*DATA TO PROCESS*:
★ ★ ★ ★ ★ ★ ★

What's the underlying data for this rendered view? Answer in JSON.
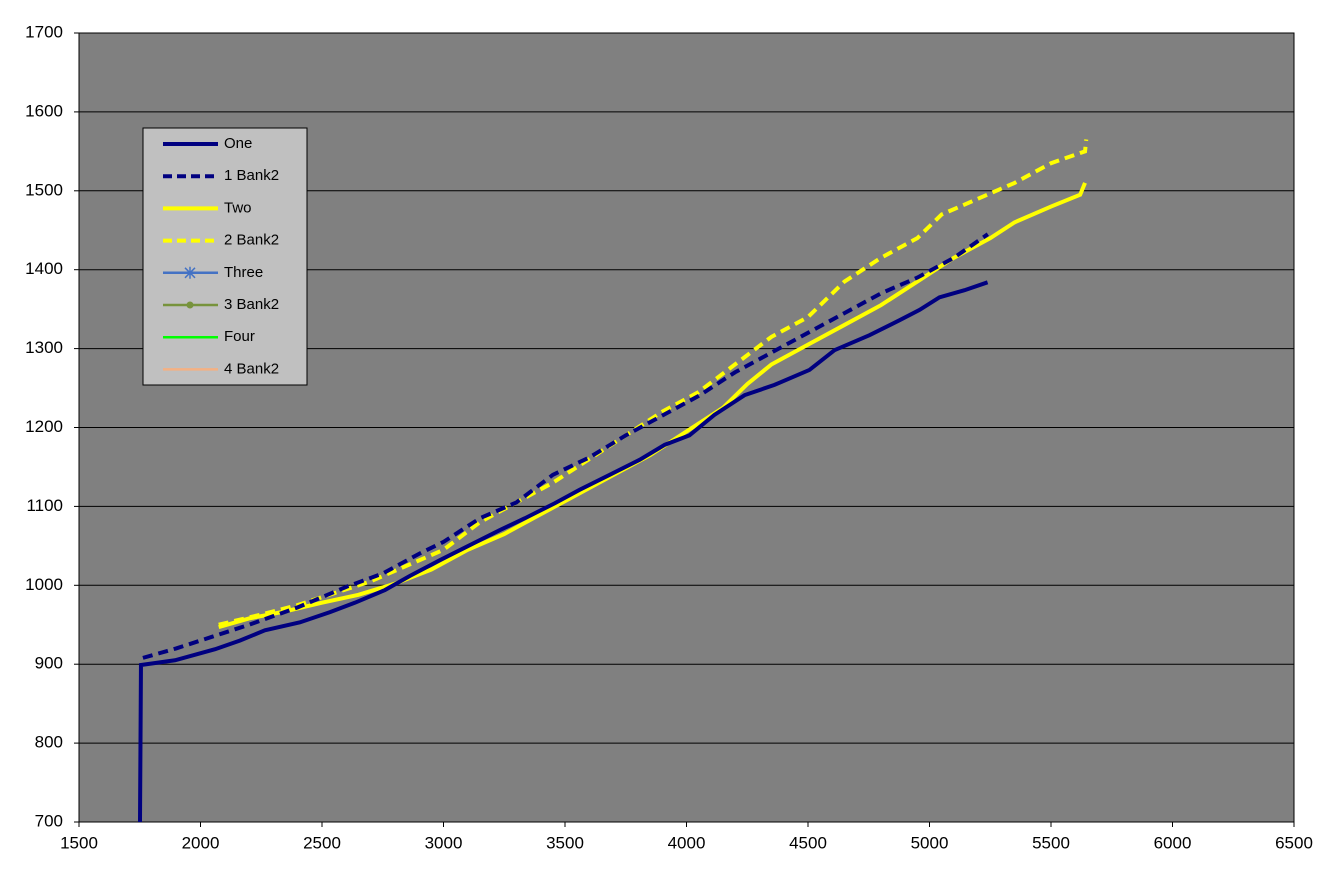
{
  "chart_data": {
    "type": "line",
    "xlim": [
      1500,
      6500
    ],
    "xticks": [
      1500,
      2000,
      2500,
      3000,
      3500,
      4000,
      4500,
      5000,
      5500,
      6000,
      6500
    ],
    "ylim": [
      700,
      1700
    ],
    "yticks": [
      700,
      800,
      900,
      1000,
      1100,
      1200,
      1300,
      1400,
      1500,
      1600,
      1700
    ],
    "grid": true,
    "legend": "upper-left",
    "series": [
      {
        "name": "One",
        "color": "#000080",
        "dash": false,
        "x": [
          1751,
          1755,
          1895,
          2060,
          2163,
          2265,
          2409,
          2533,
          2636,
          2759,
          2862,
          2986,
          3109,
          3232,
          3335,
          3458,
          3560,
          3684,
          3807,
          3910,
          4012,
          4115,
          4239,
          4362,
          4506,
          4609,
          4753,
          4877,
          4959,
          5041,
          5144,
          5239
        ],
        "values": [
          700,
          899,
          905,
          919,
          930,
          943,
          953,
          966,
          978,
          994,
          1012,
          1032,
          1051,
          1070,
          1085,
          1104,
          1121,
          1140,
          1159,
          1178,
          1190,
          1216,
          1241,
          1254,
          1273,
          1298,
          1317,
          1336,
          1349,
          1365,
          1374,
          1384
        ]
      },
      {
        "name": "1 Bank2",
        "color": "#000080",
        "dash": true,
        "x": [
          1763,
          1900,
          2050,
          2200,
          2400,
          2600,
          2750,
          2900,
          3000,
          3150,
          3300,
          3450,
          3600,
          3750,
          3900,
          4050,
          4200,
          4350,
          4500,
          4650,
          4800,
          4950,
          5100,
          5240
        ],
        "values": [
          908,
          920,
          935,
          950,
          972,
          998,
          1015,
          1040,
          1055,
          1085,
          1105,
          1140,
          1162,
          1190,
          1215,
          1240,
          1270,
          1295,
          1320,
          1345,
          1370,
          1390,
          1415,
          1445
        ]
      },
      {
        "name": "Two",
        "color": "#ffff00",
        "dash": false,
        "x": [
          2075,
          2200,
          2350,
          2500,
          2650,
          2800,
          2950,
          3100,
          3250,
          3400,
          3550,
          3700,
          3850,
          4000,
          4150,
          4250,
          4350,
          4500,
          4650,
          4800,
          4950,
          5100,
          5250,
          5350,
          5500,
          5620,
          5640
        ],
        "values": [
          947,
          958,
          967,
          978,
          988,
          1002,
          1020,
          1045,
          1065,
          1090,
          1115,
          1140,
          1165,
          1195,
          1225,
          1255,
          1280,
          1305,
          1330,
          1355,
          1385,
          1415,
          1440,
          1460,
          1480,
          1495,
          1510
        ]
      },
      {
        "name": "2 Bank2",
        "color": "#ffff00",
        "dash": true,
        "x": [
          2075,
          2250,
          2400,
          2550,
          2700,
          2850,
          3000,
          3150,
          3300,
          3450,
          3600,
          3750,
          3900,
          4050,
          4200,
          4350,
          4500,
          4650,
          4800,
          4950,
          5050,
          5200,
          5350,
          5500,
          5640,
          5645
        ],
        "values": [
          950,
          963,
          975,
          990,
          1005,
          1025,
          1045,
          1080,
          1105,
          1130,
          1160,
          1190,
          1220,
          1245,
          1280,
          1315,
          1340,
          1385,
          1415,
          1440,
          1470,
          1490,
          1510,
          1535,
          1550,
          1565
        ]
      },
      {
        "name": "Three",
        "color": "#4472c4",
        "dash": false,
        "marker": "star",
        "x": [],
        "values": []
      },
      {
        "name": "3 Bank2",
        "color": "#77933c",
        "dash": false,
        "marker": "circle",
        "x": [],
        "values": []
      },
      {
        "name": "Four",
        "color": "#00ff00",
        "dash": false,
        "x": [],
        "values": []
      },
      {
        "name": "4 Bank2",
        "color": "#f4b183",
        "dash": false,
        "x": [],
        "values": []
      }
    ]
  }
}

★ ★ ★ ★ ★ ★ ★

*EXERCISE DETAILS*: Your task is to set down the records shown above exactly, minus any pictures.

*EXERCISE ANSWER*:
What's the underlying data for this rendered view? Answer in JSON.
{
  "chart_data": {
    "type": "line",
    "xlim": [
      1500,
      6500
    ],
    "xticks": [
      1500,
      2000,
      2500,
      3000,
      3500,
      4000,
      4500,
      5000,
      5500,
      6000,
      6500
    ],
    "ylim": [
      700,
      1700
    ],
    "yticks": [
      700,
      800,
      900,
      1000,
      1100,
      1200,
      1300,
      1400,
      1500,
      1600,
      1700
    ],
    "grid": true,
    "legend": "upper-left",
    "series": [
      {
        "name": "One",
        "color": "#000080",
        "dash": false,
        "x": [
          1751,
          1755,
          1895,
          2060,
          2163,
          2265,
          2409,
          2533,
          2636,
          2759,
          2862,
          2986,
          3109,
          3232,
          3335,
          3458,
          3560,
          3684,
          3807,
          3910,
          4012,
          4115,
          4239,
          4362,
          4506,
          4609,
          4753,
          4877,
          4959,
          5041,
          5144,
          5239
        ],
        "values": [
          700,
          899,
          905,
          919,
          930,
          943,
          953,
          966,
          978,
          994,
          1012,
          1032,
          1051,
          1070,
          1085,
          1104,
          1121,
          1140,
          1159,
          1178,
          1190,
          1216,
          1241,
          1254,
          1273,
          1298,
          1317,
          1336,
          1349,
          1365,
          1374,
          1384
        ]
      },
      {
        "name": "1 Bank2",
        "color": "#000080",
        "dash": true,
        "x": [
          1763,
          1900,
          2050,
          2200,
          2400,
          2600,
          2750,
          2900,
          3000,
          3150,
          3300,
          3450,
          3600,
          3750,
          3900,
          4050,
          4200,
          4350,
          4500,
          4650,
          4800,
          4950,
          5100,
          5240
        ],
        "values": [
          908,
          920,
          935,
          950,
          972,
          998,
          1015,
          1040,
          1055,
          1085,
          1105,
          1140,
          1162,
          1190,
          1215,
          1240,
          1270,
          1295,
          1320,
          1345,
          1370,
          1390,
          1415,
          1445
        ]
      },
      {
        "name": "Two",
        "color": "#ffff00",
        "dash": false,
        "x": [
          2075,
          2200,
          2350,
          2500,
          2650,
          2800,
          2950,
          3100,
          3250,
          3400,
          3550,
          3700,
          3850,
          4000,
          4150,
          4250,
          4350,
          4500,
          4650,
          4800,
          4950,
          5100,
          5250,
          5350,
          5500,
          5620,
          5640
        ],
        "values": [
          947,
          958,
          967,
          978,
          988,
          1002,
          1020,
          1045,
          1065,
          1090,
          1115,
          1140,
          1165,
          1195,
          1225,
          1255,
          1280,
          1305,
          1330,
          1355,
          1385,
          1415,
          1440,
          1460,
          1480,
          1495,
          1510
        ]
      },
      {
        "name": "2 Bank2",
        "color": "#ffff00",
        "dash": true,
        "x": [
          2075,
          2250,
          2400,
          2550,
          2700,
          2850,
          3000,
          3150,
          3300,
          3450,
          3600,
          3750,
          3900,
          4050,
          4200,
          4350,
          4500,
          4650,
          4800,
          4950,
          5050,
          5200,
          5350,
          5500,
          5640,
          5645
        ],
        "values": [
          950,
          963,
          975,
          990,
          1005,
          1025,
          1045,
          1080,
          1105,
          1130,
          1160,
          1190,
          1220,
          1245,
          1280,
          1315,
          1340,
          1385,
          1415,
          1440,
          1470,
          1490,
          1510,
          1535,
          1550,
          1565
        ]
      },
      {
        "name": "Three",
        "color": "#4472c4",
        "dash": false,
        "marker": "star",
        "x": [],
        "values": []
      },
      {
        "name": "3 Bank2",
        "color": "#77933c",
        "dash": false,
        "marker": "circle",
        "x": [],
        "values": []
      },
      {
        "name": "Four",
        "color": "#00ff00",
        "dash": false,
        "x": [],
        "values": []
      },
      {
        "name": "4 Bank2",
        "color": "#f4b183",
        "dash": false,
        "x": [],
        "values": []
      }
    ]
  }
}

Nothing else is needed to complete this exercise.